Recorded information:
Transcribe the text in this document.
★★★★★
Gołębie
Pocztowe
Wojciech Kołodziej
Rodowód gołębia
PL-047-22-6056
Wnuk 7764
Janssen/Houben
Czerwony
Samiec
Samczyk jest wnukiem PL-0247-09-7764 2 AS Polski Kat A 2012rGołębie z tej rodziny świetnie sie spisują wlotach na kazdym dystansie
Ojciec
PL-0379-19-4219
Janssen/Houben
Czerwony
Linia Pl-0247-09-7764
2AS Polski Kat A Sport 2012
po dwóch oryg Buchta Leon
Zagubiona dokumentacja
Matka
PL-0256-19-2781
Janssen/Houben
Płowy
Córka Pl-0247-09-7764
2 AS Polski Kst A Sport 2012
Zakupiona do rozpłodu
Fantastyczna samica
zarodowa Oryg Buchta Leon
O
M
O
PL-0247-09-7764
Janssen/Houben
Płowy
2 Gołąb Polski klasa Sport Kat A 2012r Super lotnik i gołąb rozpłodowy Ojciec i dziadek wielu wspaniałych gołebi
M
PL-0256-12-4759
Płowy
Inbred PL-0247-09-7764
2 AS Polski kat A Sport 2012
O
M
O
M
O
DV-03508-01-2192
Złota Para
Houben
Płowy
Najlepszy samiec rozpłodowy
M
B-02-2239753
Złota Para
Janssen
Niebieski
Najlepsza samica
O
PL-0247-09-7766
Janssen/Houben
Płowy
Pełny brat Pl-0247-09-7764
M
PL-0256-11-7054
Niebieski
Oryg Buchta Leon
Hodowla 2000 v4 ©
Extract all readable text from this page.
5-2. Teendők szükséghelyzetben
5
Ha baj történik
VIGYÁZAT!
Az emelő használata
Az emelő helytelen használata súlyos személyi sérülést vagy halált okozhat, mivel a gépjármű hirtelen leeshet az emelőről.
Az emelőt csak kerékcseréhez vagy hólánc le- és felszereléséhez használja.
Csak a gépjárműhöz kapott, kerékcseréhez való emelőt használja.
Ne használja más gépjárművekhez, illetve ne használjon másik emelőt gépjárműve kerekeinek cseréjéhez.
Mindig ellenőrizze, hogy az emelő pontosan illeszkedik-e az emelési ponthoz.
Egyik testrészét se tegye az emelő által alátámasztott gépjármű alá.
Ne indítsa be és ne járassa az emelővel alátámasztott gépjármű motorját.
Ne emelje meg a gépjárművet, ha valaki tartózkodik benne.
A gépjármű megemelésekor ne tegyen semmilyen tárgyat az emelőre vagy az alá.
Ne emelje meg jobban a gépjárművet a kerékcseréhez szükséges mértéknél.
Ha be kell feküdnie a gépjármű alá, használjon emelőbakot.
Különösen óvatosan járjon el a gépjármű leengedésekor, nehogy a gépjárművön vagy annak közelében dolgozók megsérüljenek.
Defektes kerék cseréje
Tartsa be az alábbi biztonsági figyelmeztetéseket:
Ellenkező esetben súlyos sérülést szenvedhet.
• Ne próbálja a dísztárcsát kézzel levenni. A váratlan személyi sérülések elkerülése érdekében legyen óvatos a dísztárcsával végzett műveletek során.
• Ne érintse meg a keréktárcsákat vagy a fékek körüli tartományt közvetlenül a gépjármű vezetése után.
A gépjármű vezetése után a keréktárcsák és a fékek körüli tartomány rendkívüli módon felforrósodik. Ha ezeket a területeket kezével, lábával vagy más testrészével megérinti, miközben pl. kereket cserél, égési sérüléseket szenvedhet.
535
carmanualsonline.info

Short problem:
Copy out the lines starting at the one containing "Extract all readable text from this page." and ending with the last line of the entries. Include nothing else.

Answer to this problem:
Extract all readable text from this page.
5-2. Teendők szükséghelyzetben
5
Ha baj történik
VIGYÁZAT!
Az emelő használata
Az emelő helytelen használata súlyos személyi sérülést vagy halált okozhat, mivel a gépjármű hirtelen leeshet az emelőről.
Az emelőt csak kerékcseréhez vagy hólánc le- és felszereléséhez használja.
Csak a gépjárműhöz kapott, kerékcseréhez való emelőt használja.
Ne használja más gépjárművekhez, illetve ne használjon másik emelőt gépjárműve kerekeinek cseréjéhez.
Mindig ellenőrizze, hogy az emelő pontosan illeszkedik-e az emelési ponthoz.
Egyik testrészét se tegye az emelő által alátámasztott gépjármű alá.
Ne indítsa be és ne járassa az emelővel alátámasztott gépjármű motorját.
Ne emelje meg a gépjárművet, ha valaki tartózkodik benne.
A gépjármű megemelésekor ne tegyen semmilyen tárgyat az emelőre vagy az alá.
Ne emelje meg jobban a gépjárművet a kerékcseréhez szükséges mértéknél.
Ha be kell feküdnie a gépjármű alá, használjon emelőbakot.
Különösen óvatosan járjon el a gépjármű leengedésekor, nehogy a gépjárművön vagy annak közelében dolgozók megsérüljenek.
Defektes kerék cseréje
Tartsa be az alábbi biztonsági figyelmeztetéseket:
Ellenkező esetben súlyos sérülést szenvedhet.
• Ne próbálja a dísztárcsát kézzel levenni. A váratlan személyi sérülések elkerülése érdekében legyen óvatos a dísztárcsával végzett műveletek során.
• Ne érintse meg a keréktárcsákat vagy a fékek körüli tartományt közvetlenül a gépjármű vezetése után.
A gépjármű vezetése után a keréktárcsák és a fékek körüli tartomány rendkívüli módon felforrósodik. Ha ezeket a területeket kezével, lábával vagy más testrészével megérinti, miközben pl. kereket cserél, égési sérüléseket szenvedhet.
535
carmanualsonline.info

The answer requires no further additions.